- [GOAL] Select and reproduce each line of the listing below that bears the string "object".

- [RECORDS PROVIDED]
#####
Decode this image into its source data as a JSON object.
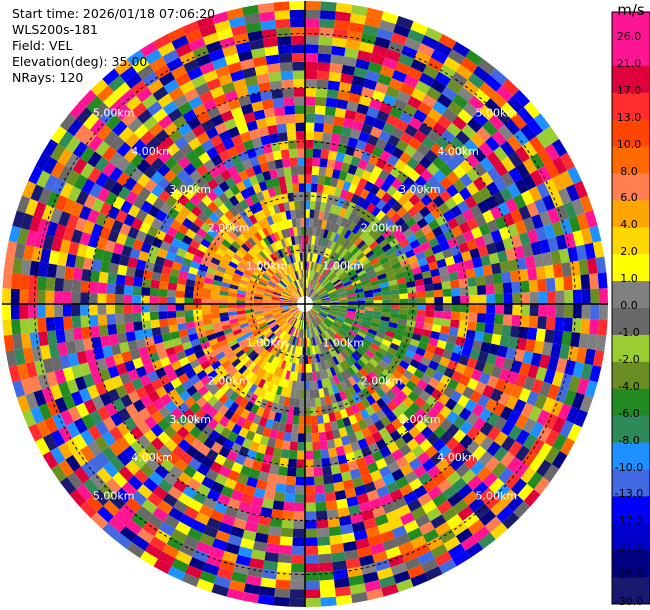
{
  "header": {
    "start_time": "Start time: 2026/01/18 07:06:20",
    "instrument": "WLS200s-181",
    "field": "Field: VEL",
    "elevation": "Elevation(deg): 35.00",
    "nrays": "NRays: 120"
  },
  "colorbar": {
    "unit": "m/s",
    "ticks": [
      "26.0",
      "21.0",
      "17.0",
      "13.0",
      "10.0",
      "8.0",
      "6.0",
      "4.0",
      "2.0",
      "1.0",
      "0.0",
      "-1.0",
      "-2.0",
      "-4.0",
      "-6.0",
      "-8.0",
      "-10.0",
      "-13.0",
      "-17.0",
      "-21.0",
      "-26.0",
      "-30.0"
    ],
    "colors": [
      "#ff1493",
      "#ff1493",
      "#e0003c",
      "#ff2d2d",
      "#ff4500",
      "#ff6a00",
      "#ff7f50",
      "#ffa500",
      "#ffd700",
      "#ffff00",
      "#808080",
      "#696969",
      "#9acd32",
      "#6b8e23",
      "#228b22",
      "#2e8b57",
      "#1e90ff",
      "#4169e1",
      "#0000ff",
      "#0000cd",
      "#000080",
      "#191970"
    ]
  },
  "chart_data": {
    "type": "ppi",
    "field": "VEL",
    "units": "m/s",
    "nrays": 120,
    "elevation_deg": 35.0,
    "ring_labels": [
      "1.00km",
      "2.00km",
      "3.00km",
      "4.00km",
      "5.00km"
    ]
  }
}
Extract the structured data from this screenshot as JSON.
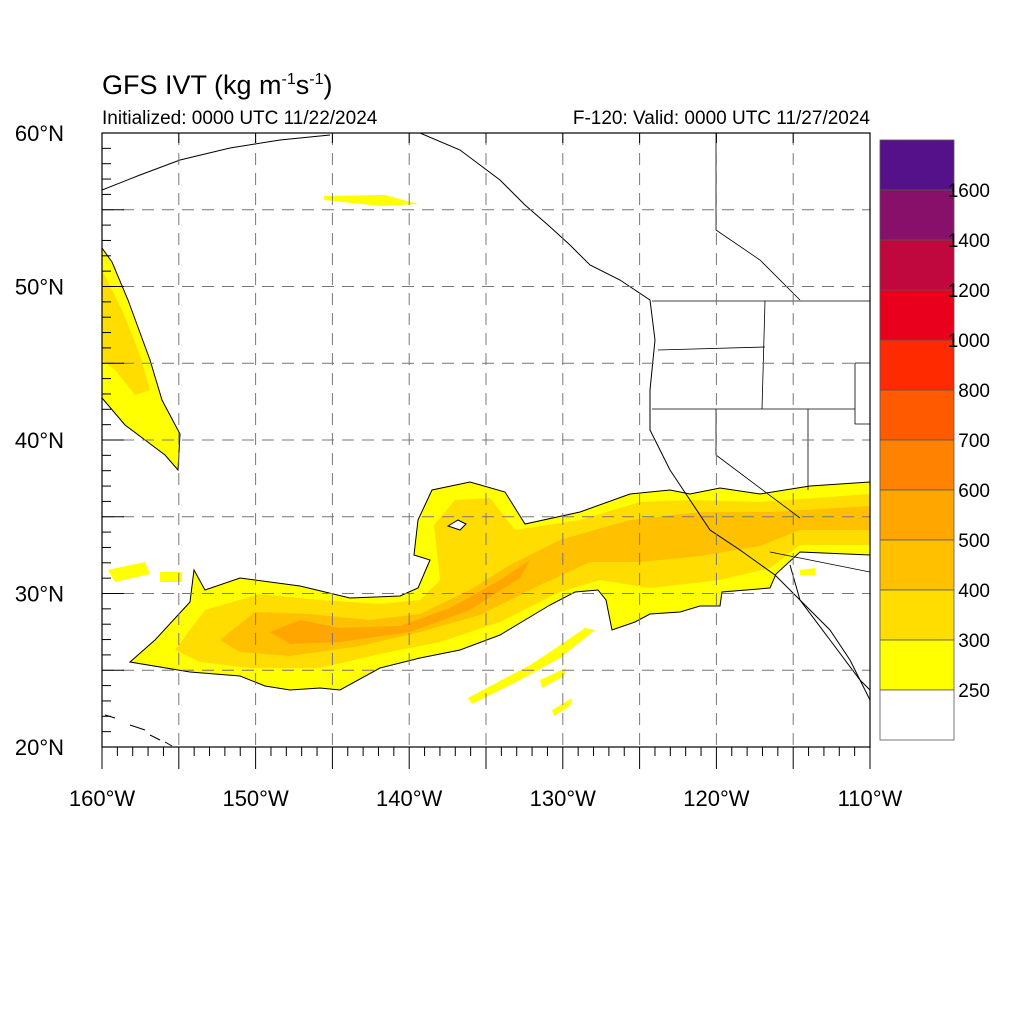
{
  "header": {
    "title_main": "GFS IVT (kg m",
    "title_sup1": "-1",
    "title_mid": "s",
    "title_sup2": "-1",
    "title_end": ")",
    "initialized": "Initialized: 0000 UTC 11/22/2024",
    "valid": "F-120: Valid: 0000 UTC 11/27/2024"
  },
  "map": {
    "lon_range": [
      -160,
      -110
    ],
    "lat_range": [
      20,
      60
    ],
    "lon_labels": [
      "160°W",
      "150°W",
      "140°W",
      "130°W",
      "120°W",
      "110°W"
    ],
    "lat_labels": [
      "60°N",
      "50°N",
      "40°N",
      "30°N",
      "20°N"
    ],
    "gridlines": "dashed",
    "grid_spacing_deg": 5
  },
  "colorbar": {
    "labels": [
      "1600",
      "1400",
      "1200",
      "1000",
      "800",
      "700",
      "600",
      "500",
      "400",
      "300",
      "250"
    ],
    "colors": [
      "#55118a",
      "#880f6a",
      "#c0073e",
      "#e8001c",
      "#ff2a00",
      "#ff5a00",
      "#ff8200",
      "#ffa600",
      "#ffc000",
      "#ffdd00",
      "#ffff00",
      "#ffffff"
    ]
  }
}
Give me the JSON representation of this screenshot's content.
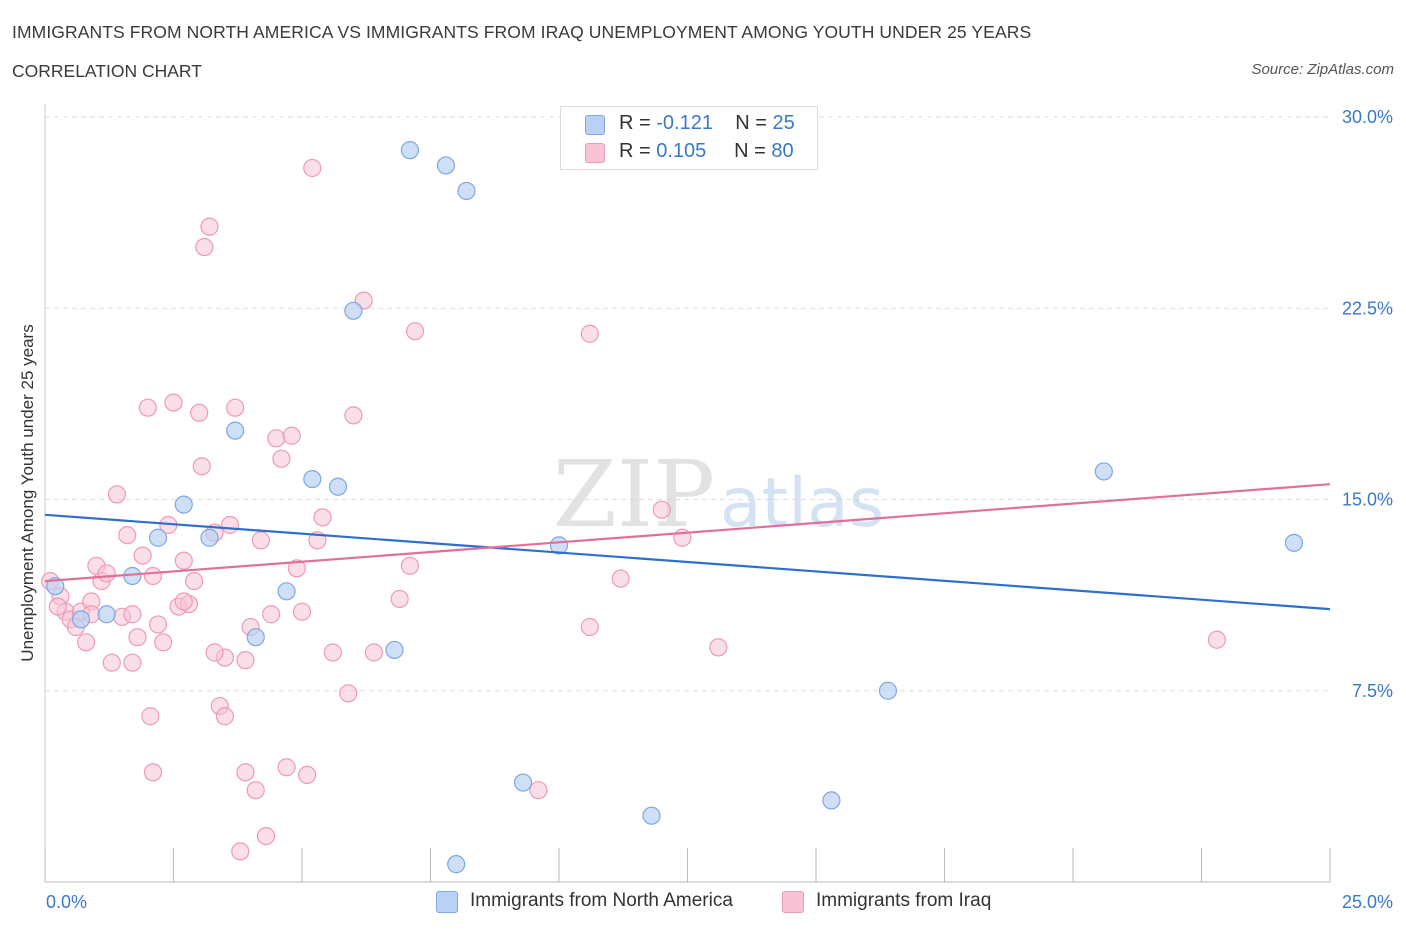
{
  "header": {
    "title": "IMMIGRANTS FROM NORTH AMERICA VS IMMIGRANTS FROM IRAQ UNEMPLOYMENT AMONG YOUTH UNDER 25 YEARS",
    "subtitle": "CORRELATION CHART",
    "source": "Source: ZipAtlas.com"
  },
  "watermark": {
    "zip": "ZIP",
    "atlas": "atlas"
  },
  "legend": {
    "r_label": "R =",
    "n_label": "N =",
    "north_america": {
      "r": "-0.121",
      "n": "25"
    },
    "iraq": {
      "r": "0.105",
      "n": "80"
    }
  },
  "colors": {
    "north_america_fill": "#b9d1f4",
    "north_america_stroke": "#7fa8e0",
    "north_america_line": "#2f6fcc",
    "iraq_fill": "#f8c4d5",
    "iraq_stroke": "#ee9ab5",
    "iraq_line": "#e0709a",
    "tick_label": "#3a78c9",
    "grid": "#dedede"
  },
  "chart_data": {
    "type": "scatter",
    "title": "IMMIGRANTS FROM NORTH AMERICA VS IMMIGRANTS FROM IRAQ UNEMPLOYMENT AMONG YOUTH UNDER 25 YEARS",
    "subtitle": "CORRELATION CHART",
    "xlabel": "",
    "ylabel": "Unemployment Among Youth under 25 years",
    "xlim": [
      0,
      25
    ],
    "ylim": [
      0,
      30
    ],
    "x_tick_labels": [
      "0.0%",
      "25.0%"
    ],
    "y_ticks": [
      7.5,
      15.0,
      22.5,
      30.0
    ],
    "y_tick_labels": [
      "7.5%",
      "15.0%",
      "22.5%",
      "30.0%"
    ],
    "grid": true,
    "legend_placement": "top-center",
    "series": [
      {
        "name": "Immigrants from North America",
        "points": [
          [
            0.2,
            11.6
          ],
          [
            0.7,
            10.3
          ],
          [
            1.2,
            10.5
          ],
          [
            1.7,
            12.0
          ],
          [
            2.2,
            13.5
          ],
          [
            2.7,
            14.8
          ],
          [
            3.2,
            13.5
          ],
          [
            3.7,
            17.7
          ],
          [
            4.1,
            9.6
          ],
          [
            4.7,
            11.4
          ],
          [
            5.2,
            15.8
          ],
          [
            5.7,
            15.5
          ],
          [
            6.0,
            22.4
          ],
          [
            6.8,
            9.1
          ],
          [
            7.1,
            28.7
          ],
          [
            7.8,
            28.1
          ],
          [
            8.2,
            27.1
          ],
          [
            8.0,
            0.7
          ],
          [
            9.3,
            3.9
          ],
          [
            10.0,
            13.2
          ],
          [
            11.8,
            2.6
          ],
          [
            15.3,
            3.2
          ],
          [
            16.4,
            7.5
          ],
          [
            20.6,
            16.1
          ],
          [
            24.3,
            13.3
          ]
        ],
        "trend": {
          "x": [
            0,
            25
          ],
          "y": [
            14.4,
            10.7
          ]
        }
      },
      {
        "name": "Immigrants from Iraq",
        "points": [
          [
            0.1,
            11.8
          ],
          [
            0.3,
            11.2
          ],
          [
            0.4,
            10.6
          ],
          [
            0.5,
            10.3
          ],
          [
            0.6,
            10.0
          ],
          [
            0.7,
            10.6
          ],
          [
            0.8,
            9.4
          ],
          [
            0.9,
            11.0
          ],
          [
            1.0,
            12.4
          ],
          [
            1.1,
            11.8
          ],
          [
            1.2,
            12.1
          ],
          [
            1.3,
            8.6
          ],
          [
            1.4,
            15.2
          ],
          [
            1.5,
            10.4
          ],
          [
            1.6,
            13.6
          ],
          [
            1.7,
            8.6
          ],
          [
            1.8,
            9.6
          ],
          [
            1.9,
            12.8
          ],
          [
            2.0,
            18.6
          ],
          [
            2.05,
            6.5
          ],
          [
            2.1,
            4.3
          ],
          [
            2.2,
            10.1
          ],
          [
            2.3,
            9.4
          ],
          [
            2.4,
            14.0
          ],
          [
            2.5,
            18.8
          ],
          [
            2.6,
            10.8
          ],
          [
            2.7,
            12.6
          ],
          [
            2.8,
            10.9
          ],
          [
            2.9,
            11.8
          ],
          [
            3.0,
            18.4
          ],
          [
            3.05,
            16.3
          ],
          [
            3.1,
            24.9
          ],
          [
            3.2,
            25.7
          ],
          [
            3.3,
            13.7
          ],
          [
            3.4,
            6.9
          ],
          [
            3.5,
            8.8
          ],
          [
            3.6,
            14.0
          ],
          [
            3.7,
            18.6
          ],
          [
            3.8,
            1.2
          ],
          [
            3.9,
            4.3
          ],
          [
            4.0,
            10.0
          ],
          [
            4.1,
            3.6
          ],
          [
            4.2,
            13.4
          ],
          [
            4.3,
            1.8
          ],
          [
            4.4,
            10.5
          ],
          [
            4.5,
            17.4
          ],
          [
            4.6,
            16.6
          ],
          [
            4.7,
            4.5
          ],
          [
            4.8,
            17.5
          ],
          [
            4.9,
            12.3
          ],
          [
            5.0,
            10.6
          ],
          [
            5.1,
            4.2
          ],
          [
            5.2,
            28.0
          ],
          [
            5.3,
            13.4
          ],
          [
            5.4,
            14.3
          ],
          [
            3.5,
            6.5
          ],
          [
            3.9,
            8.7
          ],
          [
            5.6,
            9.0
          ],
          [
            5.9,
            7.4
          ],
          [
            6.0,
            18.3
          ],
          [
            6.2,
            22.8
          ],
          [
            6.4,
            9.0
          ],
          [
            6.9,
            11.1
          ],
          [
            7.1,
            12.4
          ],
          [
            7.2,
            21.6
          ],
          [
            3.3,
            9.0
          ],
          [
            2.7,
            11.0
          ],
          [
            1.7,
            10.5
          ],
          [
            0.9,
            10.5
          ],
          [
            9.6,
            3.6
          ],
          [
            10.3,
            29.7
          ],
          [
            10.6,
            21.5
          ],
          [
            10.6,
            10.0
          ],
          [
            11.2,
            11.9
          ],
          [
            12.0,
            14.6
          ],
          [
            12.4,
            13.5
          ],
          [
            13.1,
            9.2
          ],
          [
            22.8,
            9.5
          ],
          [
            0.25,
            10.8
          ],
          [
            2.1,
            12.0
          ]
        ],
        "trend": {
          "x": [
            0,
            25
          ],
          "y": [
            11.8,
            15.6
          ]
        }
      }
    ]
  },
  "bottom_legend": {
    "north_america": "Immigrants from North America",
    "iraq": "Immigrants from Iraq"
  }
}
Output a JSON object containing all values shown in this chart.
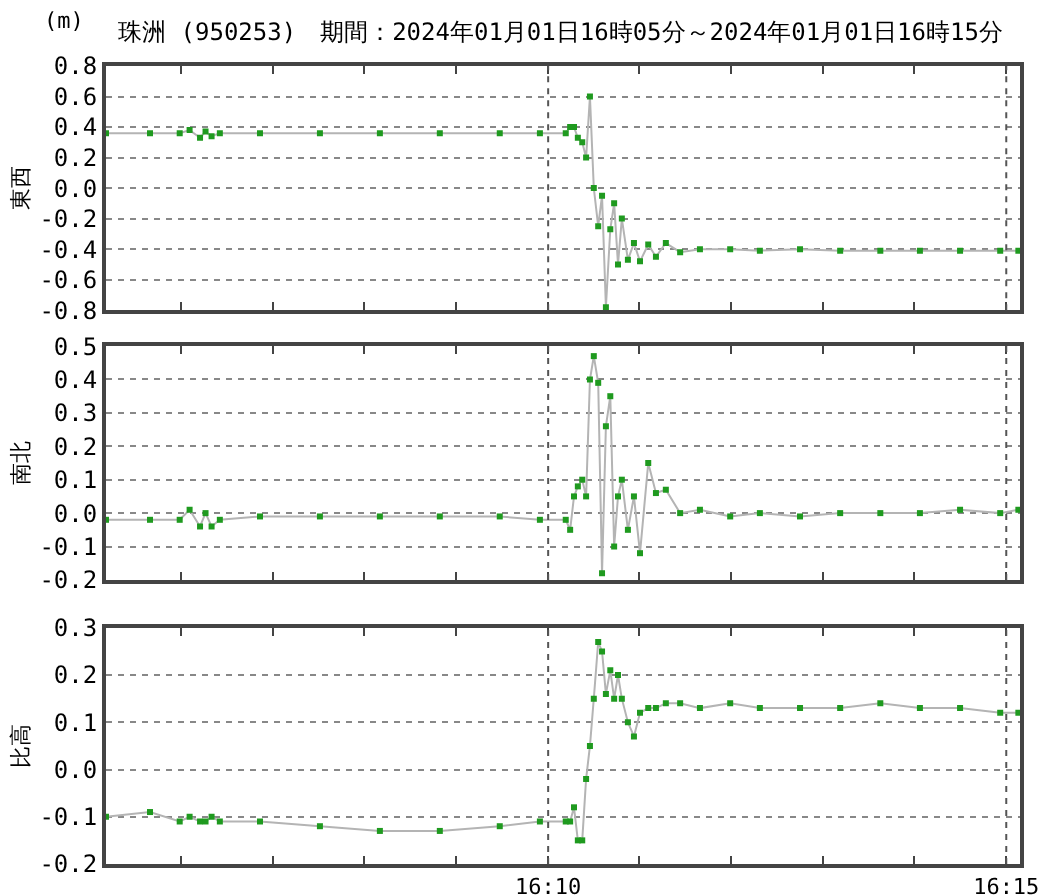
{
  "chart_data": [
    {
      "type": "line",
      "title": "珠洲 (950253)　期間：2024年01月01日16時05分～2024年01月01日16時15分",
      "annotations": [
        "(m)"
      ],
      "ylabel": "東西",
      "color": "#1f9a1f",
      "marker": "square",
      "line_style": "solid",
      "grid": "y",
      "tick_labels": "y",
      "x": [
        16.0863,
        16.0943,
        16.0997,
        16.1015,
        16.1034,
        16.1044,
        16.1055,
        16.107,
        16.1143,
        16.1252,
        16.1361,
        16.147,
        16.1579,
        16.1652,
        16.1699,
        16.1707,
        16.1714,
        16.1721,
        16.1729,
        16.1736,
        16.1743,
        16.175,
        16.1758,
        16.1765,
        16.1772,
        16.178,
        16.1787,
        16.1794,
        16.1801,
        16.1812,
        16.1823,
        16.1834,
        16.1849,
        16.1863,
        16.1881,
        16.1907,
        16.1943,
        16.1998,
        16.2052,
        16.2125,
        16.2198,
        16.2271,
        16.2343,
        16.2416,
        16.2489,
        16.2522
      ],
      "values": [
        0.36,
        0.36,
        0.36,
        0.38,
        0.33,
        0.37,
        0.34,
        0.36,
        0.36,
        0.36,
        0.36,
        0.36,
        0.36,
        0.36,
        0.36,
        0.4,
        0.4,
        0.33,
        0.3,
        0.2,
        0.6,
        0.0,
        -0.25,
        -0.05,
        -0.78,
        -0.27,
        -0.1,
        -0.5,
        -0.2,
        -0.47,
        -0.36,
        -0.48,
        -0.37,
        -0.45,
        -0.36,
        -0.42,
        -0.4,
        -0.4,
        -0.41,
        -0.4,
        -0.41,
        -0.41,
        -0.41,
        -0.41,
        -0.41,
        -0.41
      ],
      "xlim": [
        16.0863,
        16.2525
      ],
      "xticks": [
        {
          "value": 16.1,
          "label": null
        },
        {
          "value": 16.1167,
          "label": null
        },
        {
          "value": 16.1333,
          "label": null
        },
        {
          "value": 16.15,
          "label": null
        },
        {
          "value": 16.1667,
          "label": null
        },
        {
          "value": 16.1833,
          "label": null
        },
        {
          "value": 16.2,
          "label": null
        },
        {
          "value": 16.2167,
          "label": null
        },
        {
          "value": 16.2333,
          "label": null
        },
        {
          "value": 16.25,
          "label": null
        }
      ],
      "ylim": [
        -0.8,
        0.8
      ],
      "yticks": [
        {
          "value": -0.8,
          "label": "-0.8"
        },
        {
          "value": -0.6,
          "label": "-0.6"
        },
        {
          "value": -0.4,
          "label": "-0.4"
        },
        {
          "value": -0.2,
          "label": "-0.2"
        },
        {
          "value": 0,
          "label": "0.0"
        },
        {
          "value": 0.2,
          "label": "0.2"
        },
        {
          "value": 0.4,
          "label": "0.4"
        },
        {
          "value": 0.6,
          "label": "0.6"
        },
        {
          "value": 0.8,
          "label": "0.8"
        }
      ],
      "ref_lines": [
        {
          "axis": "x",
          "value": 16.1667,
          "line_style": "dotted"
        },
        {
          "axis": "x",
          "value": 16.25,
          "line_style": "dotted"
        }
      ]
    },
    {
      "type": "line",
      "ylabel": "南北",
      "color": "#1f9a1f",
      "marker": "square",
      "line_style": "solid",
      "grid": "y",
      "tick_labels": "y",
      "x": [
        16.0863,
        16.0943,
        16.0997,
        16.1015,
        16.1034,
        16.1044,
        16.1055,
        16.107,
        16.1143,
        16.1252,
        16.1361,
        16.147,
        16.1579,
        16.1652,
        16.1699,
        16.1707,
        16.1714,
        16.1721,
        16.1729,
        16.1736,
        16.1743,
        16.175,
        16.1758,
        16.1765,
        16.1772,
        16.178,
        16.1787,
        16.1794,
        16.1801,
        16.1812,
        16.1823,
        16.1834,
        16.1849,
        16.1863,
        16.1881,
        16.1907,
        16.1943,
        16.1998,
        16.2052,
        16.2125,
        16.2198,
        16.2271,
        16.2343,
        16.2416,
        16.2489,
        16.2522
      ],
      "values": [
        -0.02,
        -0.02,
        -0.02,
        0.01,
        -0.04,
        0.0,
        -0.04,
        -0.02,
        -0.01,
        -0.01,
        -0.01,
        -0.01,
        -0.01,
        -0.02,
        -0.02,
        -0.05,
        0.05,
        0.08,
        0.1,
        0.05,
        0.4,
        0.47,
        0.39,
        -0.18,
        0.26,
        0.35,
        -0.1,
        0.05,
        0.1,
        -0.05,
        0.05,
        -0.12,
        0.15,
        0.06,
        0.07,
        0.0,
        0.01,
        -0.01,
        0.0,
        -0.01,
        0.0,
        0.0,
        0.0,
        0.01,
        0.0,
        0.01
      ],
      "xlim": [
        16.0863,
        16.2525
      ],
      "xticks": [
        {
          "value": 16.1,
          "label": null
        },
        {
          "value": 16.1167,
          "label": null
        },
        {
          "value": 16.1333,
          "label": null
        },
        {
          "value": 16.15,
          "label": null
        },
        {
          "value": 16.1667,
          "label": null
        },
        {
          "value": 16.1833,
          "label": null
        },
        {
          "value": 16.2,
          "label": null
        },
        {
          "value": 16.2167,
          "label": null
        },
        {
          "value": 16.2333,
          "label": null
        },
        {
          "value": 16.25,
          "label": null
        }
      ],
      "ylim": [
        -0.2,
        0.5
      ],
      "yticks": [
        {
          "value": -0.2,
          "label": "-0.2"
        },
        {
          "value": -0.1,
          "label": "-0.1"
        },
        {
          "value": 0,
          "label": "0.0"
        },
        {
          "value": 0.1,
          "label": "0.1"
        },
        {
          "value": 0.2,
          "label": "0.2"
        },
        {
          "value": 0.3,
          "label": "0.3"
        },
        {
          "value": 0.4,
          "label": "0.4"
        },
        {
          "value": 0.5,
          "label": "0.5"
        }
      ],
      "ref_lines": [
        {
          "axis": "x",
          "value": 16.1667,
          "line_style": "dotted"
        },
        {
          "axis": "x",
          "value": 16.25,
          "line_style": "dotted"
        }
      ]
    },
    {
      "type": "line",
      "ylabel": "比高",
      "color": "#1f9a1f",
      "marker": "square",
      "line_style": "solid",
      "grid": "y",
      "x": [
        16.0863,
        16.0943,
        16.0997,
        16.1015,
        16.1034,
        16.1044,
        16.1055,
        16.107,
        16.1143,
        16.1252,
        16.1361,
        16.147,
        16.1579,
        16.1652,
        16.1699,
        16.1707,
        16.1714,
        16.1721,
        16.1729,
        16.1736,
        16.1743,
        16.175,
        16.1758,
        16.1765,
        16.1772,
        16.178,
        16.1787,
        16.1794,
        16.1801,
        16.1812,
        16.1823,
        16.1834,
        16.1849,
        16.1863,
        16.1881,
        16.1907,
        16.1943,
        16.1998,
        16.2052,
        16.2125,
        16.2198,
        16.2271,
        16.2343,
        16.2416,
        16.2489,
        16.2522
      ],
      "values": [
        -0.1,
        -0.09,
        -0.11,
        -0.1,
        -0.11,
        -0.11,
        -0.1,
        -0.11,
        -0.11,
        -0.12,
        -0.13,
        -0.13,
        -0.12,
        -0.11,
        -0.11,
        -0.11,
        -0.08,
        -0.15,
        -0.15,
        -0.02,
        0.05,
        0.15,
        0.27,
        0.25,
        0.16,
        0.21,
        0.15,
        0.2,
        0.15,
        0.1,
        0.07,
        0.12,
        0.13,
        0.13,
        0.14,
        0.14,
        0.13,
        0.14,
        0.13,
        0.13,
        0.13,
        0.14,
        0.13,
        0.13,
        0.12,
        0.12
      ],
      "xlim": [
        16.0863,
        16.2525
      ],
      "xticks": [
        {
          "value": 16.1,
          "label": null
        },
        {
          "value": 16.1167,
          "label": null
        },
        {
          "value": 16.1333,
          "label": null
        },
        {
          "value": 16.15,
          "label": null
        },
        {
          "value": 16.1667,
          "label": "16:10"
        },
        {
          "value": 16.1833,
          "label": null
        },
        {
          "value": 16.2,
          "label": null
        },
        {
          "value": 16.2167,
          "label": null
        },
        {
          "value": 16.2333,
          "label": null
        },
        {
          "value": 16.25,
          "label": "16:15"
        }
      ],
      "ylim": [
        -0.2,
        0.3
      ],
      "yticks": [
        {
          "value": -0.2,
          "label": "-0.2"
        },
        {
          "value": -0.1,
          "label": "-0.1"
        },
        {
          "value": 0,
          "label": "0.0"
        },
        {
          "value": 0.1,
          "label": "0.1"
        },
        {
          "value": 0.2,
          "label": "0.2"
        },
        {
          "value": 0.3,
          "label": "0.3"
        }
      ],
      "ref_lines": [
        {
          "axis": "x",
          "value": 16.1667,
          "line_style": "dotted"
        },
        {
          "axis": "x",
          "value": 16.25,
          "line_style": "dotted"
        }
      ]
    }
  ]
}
#####
- [THE RESULT]
Decode this image into its source data as a JSON object.
Output a JSON object containing all values shown in this chart.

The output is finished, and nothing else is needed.